All entries must be repeated exactly; do not include the pictures.

————————

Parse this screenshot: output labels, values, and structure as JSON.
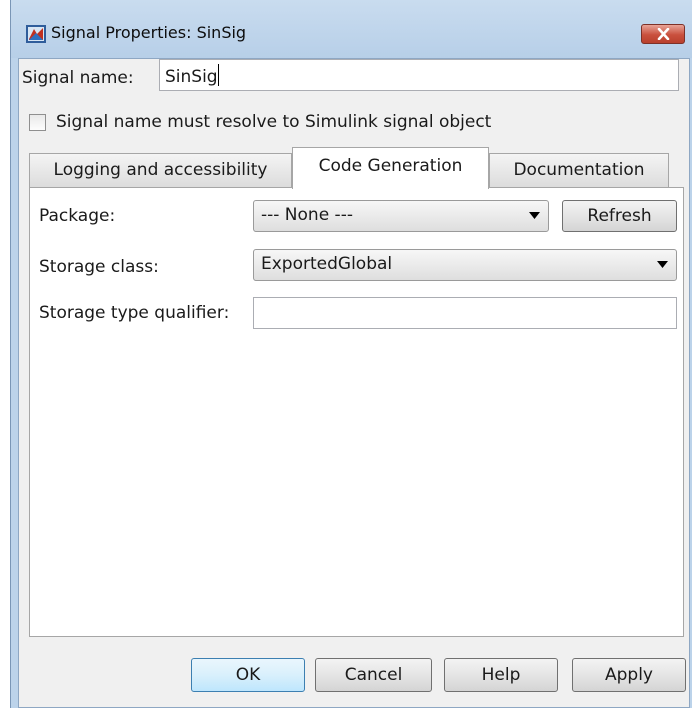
{
  "window": {
    "title": "Signal Properties: SinSig"
  },
  "signal_name": {
    "label": "Signal name:",
    "value": "SinSig"
  },
  "resolve_checkbox": {
    "label": "Signal name must resolve to Simulink signal object",
    "checked": false
  },
  "tabs": [
    {
      "label": "Logging and accessibility",
      "active": false
    },
    {
      "label": "Code Generation",
      "active": true
    },
    {
      "label": "Documentation",
      "active": false
    }
  ],
  "code_generation": {
    "package_label": "Package:",
    "package_value": "--- None ---",
    "refresh_label": "Refresh",
    "storage_class_label": "Storage class:",
    "storage_class_value": "ExportedGlobal",
    "storage_type_qualifier_label": "Storage type qualifier:",
    "storage_type_qualifier_value": ""
  },
  "buttons": {
    "ok": "OK",
    "cancel": "Cancel",
    "help": "Help",
    "apply": "Apply"
  },
  "icons": {
    "app": "simulink-icon",
    "close": "close-icon",
    "dropdown": "dropdown-arrow-icon"
  },
  "colors": {
    "title_bar": "#bcd3ea",
    "close_button": "#c9503d",
    "panel": "#ffffff"
  }
}
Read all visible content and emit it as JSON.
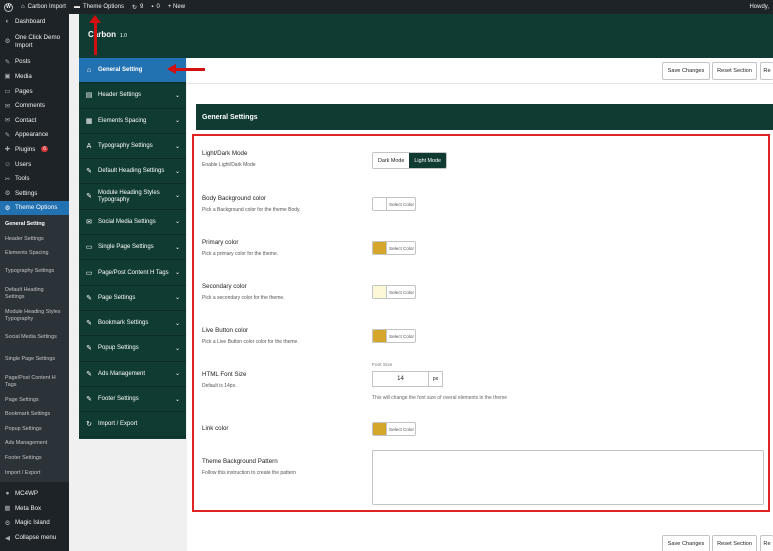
{
  "adminbar": {
    "site_name": "Carbon Import",
    "theme_options": "Theme Options",
    "updates_count": "9",
    "comments_count": "0",
    "new_label": "+ New",
    "howdy": "Howdy,"
  },
  "wp_menu": {
    "items": [
      {
        "icon": "◐",
        "label": "Dashboard"
      },
      {
        "icon": "⚙",
        "label": "One Click Demo Import"
      },
      {
        "icon": "✎",
        "label": "Posts"
      },
      {
        "icon": "▣",
        "label": "Media"
      },
      {
        "icon": "▭",
        "label": "Pages"
      },
      {
        "icon": "✉",
        "label": "Comments"
      },
      {
        "icon": "✉",
        "label": "Contact"
      },
      {
        "icon": "✎",
        "label": "Appearance"
      },
      {
        "icon": "✚",
        "label": "Plugins",
        "badge": "6"
      },
      {
        "icon": "☺",
        "label": "Users"
      },
      {
        "icon": "✂",
        "label": "Tools"
      },
      {
        "icon": "⚙",
        "label": "Settings"
      },
      {
        "icon": "⚙",
        "label": "Theme Options"
      }
    ],
    "sub_items": [
      "General Setting",
      "Header Settings",
      "Elements Spacing",
      "Typography Settings",
      "Default Heading Settings",
      "Module Heading Styles Typography",
      "Social Media Settings",
      "Single Page Settings",
      "Page/Post Content H Tags",
      "Page Settings",
      "Bookmark Settings",
      "Popup Settings",
      "Ads Management",
      "Footer Settings",
      "Import / Export"
    ],
    "bottom_items": [
      {
        "icon": "●",
        "label": "MC4WP"
      },
      {
        "icon": "▦",
        "label": "Meta Box"
      },
      {
        "icon": "⚙",
        "label": "Magic Island"
      },
      {
        "icon": "◀",
        "label": "Collapse menu"
      }
    ]
  },
  "plugin": {
    "title": "Carbon",
    "version": "1.0"
  },
  "plugin_nav": [
    {
      "icon": "⌂",
      "label": "General Setting"
    },
    {
      "icon": "▤",
      "label": "Header Settings"
    },
    {
      "icon": "▦",
      "label": "Elements Spacing"
    },
    {
      "icon": "A",
      "label": "Typography Settings"
    },
    {
      "icon": "✎",
      "label": "Default Heading Settings"
    },
    {
      "icon": "✎",
      "label": "Module Heading Styles Typography"
    },
    {
      "icon": "✉",
      "label": "Social Media Settings"
    },
    {
      "icon": "▭",
      "label": "Single Page Settings"
    },
    {
      "icon": "▭",
      "label": "Page/Post Content H Tags"
    },
    {
      "icon": "✎",
      "label": "Page Settings"
    },
    {
      "icon": "✎",
      "label": "Bookmark Settings"
    },
    {
      "icon": "✎",
      "label": "Popup Settings"
    },
    {
      "icon": "✎",
      "label": "Ads Management"
    },
    {
      "icon": "✎",
      "label": "Footer Settings"
    },
    {
      "icon": "↻",
      "label": "Import / Export"
    }
  ],
  "toolbar": {
    "save_label": "Save Changes",
    "reset_section_label": "Reset Section",
    "reset_all_label": "Re"
  },
  "section": {
    "title": "General Settings"
  },
  "fields": {
    "mode": {
      "label": "Light/Dark Mode",
      "desc": "Enable Light/Dark Mode",
      "dark": "Dark Mode",
      "light": "Light Mode"
    },
    "body_bg": {
      "label": "Body Background color",
      "desc": "Pick a Background color for the theme Body.",
      "swatch": "#ffffff",
      "btn": "Select Color"
    },
    "primary": {
      "label": "Primary color",
      "desc": "Pick a primary color for the theme.",
      "swatch": "#d4a62a",
      "btn": "Select Color"
    },
    "secondary": {
      "label": "Secondary color",
      "desc": "Pick a secondary color for the theme.",
      "swatch": "#fdf8d8",
      "btn": "Select Color"
    },
    "live_button": {
      "label": "Live Button color",
      "desc": "Pick a Live Button color color for the theme.",
      "swatch": "#d4a62a",
      "btn": "Select Color"
    },
    "font_size": {
      "label": "HTML Font Size",
      "desc": "Default is 14px.",
      "top_label": "Font Size",
      "value": "14",
      "unit": "px",
      "help": "This will change the font size of overal elements in the theme"
    },
    "link": {
      "label": "Link color",
      "swatch": "#d4a62a",
      "btn": "Select Color"
    },
    "pattern": {
      "label": "Theme Background Pattern",
      "desc": "Follow this instruction to create the pattern"
    }
  },
  "colors": {
    "dark_green": "#0f3b32",
    "active_blue": "#2271b1",
    "highlight_red": "#e02424"
  }
}
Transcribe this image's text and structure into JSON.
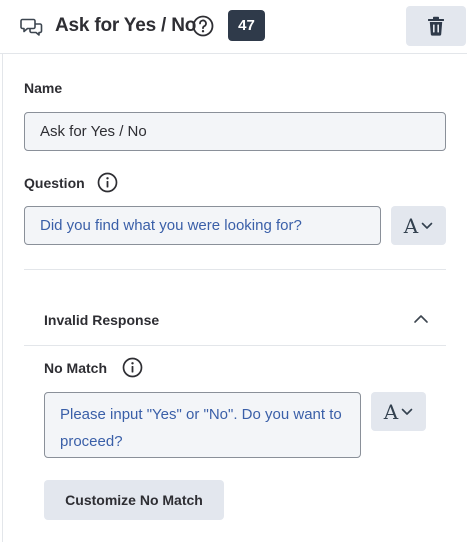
{
  "header": {
    "title": "Ask for Yes / No",
    "count": "47",
    "icons": {
      "chat": "chat-bubbles-icon",
      "help": "question-circle-icon",
      "delete": "trash-icon"
    }
  },
  "name_field": {
    "label": "Name",
    "value": "Ask for Yes / No"
  },
  "question_field": {
    "label": "Question",
    "value": "Did you find what you were looking for?",
    "format_glyph": "A"
  },
  "invalid_response": {
    "title": "Invalid Response",
    "expanded": true,
    "no_match": {
      "label": "No Match",
      "value_line1": "Please input \"Yes\" or \"No\". Do you want to",
      "value_line2": "proceed?",
      "format_glyph": "A"
    },
    "customize_button": "Customize No Match"
  },
  "colors": {
    "badge_bg": "#2f3a4a",
    "prompt_text": "#3a5fa8",
    "field_bg": "#f3f5f8",
    "button_bg": "#e3e7ee"
  }
}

————————

Exercise output
Parse this screenshot: output labels, values, and structure as JSON.
{
  "window": {
    "title": "Signal Properties: SinSig"
  },
  "signal_name": {
    "label": "Signal name:",
    "value": "SinSig"
  },
  "resolve_checkbox": {
    "label": "Signal name must resolve to Simulink signal object",
    "checked": false
  },
  "tabs": [
    {
      "label": "Logging and accessibility",
      "active": false
    },
    {
      "label": "Code Generation",
      "active": true
    },
    {
      "label": "Documentation",
      "active": false
    }
  ],
  "code_generation": {
    "package_label": "Package:",
    "package_value": "--- None ---",
    "refresh_label": "Refresh",
    "storage_class_label": "Storage class:",
    "storage_class_value": "ExportedGlobal",
    "storage_type_qualifier_label": "Storage type qualifier:",
    "storage_type_qualifier_value": ""
  },
  "buttons": {
    "ok": "OK",
    "cancel": "Cancel",
    "help": "Help",
    "apply": "Apply"
  },
  "icons": {
    "app": "simulink-icon",
    "close": "close-icon",
    "dropdown": "dropdown-arrow-icon"
  },
  "colors": {
    "title_bar": "#bcd3ea",
    "close_button": "#c9503d",
    "panel": "#ffffff"
  }
}
Read all visible content and emit it as JSON.
{
  "adminbar": {
    "site_name": "Carbon Import",
    "theme_options": "Theme Options",
    "updates_count": "9",
    "comments_count": "0",
    "new_label": "+ New",
    "howdy": "Howdy,"
  },
  "wp_menu": {
    "items": [
      {
        "icon": "◐",
        "label": "Dashboard"
      },
      {
        "icon": "⚙",
        "label": "One Click Demo Import"
      },
      {
        "icon": "✎",
        "label": "Posts"
      },
      {
        "icon": "▣",
        "label": "Media"
      },
      {
        "icon": "▭",
        "label": "Pages"
      },
      {
        "icon": "✉",
        "label": "Comments"
      },
      {
        "icon": "✉",
        "label": "Contact"
      },
      {
        "icon": "✎",
        "label": "Appearance"
      },
      {
        "icon": "✚",
        "label": "Plugins",
        "badge": "6"
      },
      {
        "icon": "☺",
        "label": "Users"
      },
      {
        "icon": "✂",
        "label": "Tools"
      },
      {
        "icon": "⚙",
        "label": "Settings"
      },
      {
        "icon": "⚙",
        "label": "Theme Options"
      }
    ],
    "sub_items": [
      "General Setting",
      "Header Settings",
      "Elements Spacing",
      "Typography Settings",
      "Default Heading Settings",
      "Module Heading Styles Typography",
      "Social Media Settings",
      "Single Page Settings",
      "Page/Post Content H Tags",
      "Page Settings",
      "Bookmark Settings",
      "Popup Settings",
      "Ads Management",
      "Footer Settings",
      "Import / Export"
    ],
    "bottom_items": [
      {
        "icon": "●",
        "label": "MC4WP"
      },
      {
        "icon": "▦",
        "label": "Meta Box"
      },
      {
        "icon": "⚙",
        "label": "Magic Island"
      },
      {
        "icon": "◀",
        "label": "Collapse menu"
      }
    ]
  },
  "plugin": {
    "title": "Carbon",
    "version": "1.0"
  },
  "plugin_nav": [
    {
      "icon": "⌂",
      "label": "General Setting"
    },
    {
      "icon": "▤",
      "label": "Header Settings"
    },
    {
      "icon": "▦",
      "label": "Elements Spacing"
    },
    {
      "icon": "A",
      "label": "Typography Settings"
    },
    {
      "icon": "✎",
      "label": "Default Heading Settings"
    },
    {
      "icon": "✎",
      "label": "Module Heading Styles Typography"
    },
    {
      "icon": "✉",
      "label": "Social Media Settings"
    },
    {
      "icon": "▭",
      "label": "Single Page Settings"
    },
    {
      "icon": "▭",
      "label": "Page/Post Content H Tags"
    },
    {
      "icon": "✎",
      "label": "Page Settings"
    },
    {
      "icon": "✎",
      "label": "Bookmark Settings"
    },
    {
      "icon": "✎",
      "label": "Popup Settings"
    },
    {
      "icon": "✎",
      "label": "Ads Management"
    },
    {
      "icon": "✎",
      "label": "Footer Settings"
    },
    {
      "icon": "↻",
      "label": "Import / Export"
    }
  ],
  "toolbar": {
    "save_label": "Save Changes",
    "reset_section_label": "Reset Section",
    "reset_all_label": "Re"
  },
  "section": {
    "title": "General Settings"
  },
  "fields": {
    "mode": {
      "label": "Light/Dark Mode",
      "desc": "Enable Light/Dark Mode",
      "dark": "Dark Mode",
      "light": "Light Mode"
    },
    "body_bg": {
      "label": "Body Background color",
      "desc": "Pick a Background color for the theme Body.",
      "swatch": "#ffffff",
      "btn": "Select Color"
    },
    "primary": {
      "label": "Primary color",
      "desc": "Pick a primary color for the theme.",
      "swatch": "#d4a62a",
      "btn": "Select Color"
    },
    "secondary": {
      "label": "Secondary color",
      "desc": "Pick a secondary color for the theme.",
      "swatch": "#fdf8d8",
      "btn": "Select Color"
    },
    "live_button": {
      "label": "Live Button color",
      "desc": "Pick a Live Button color color for the theme.",
      "swatch": "#d4a62a",
      "btn": "Select Color"
    },
    "font_size": {
      "label": "HTML Font Size",
      "desc": "Default is 14px.",
      "top_label": "Font Size",
      "value": "14",
      "unit": "px",
      "help": "This will change the font size of overal elements in the theme"
    },
    "link": {
      "label": "Link color",
      "swatch": "#d4a62a",
      "btn": "Select Color"
    },
    "pattern": {
      "label": "Theme Background Pattern",
      "desc": "Follow this instruction to create the pattern"
    }
  },
  "colors": {
    "dark_green": "#0f3b32",
    "active_blue": "#2271b1",
    "highlight_red": "#e02424"
  }
}
Transcribe this image's text and structure into JSON.
{
  "header": {
    "title": "Ask for Yes / No",
    "count": "47",
    "icons": {
      "chat": "chat-bubbles-icon",
      "help": "question-circle-icon",
      "delete": "trash-icon"
    }
  },
  "name_field": {
    "label": "Name",
    "value": "Ask for Yes / No"
  },
  "question_field": {
    "label": "Question",
    "value": "Did you find what you were looking for?",
    "format_glyph": "A"
  },
  "invalid_response": {
    "title": "Invalid Response",
    "expanded": true,
    "no_match": {
      "label": "No Match",
      "value_line1": "Please input \"Yes\" or \"No\". Do you want to",
      "value_line2": "proceed?",
      "format_glyph": "A"
    },
    "customize_button": "Customize No Match"
  },
  "colors": {
    "badge_bg": "#2f3a4a",
    "prompt_text": "#3a5fa8",
    "field_bg": "#f3f5f8",
    "button_bg": "#e3e7ee"
  }
}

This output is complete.